- YOUR OBJECTIVE
Reproduce every record below exactly as it appears.

- EXTRACTED RECORDS

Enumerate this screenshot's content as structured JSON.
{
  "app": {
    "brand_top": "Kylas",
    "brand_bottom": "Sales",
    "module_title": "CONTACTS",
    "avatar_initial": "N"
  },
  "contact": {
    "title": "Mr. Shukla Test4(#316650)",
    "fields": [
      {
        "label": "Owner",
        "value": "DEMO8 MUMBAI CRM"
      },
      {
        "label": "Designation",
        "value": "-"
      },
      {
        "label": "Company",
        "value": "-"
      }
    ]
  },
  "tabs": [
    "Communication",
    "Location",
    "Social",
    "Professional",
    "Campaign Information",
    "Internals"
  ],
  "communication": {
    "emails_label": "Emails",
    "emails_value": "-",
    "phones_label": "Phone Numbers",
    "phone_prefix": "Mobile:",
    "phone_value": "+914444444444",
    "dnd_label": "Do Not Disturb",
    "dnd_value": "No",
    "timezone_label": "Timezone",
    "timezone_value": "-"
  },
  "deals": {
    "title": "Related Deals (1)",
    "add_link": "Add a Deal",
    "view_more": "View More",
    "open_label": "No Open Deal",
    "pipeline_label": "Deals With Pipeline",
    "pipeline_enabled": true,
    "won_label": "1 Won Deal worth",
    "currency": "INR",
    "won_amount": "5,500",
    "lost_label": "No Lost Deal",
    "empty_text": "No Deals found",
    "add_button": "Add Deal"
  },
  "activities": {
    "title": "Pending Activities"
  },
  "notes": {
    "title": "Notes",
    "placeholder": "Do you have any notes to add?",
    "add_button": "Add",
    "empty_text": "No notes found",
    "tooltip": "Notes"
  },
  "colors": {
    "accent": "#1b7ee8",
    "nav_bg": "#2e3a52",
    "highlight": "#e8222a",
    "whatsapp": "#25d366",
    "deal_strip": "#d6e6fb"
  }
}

- ANSWER BELOW
Enumerate this screenshot's content as structured JSON.
{
  "app": {
    "brand_top": "Kylas",
    "brand_bottom": "Sales",
    "module_title": "CONTACTS",
    "avatar_initial": "N"
  },
  "contact": {
    "title": "Mr. Shukla Test4(#316650)",
    "fields": [
      {
        "label": "Owner",
        "value": "DEMO8 MUMBAI CRM"
      },
      {
        "label": "Designation",
        "value": "-"
      },
      {
        "label": "Company",
        "value": "-"
      }
    ]
  },
  "tabs": [
    "Communication",
    "Location",
    "Social",
    "Professional",
    "Campaign Information",
    "Internals"
  ],
  "communication": {
    "emails_label": "Emails",
    "emails_value": "-",
    "phones_label": "Phone Numbers",
    "phone_prefix": "Mobile:",
    "phone_value": "+914444444444",
    "dnd_label": "Do Not Disturb",
    "dnd_value": "No",
    "timezone_label": "Timezone",
    "timezone_value": "-"
  },
  "deals": {
    "title": "Related Deals (1)",
    "add_link": "Add a Deal",
    "view_more": "View More",
    "open_label": "No Open Deal",
    "pipeline_label": "Deals With Pipeline",
    "pipeline_enabled": true,
    "won_label": "1 Won Deal worth",
    "currency": "INR",
    "won_amount": "5,500",
    "lost_label": "No Lost Deal",
    "empty_text": "No Deals found",
    "add_button": "Add Deal"
  },
  "activities": {
    "title": "Pending Activities"
  },
  "notes": {
    "title": "Notes",
    "placeholder": "Do you have any notes to add?",
    "add_button": "Add",
    "empty_text": "No notes found",
    "tooltip": "Notes"
  },
  "colors": {
    "accent": "#1b7ee8",
    "nav_bg": "#2e3a52",
    "highlight": "#e8222a",
    "whatsapp": "#25d366",
    "deal_strip": "#d6e6fb"
  }
}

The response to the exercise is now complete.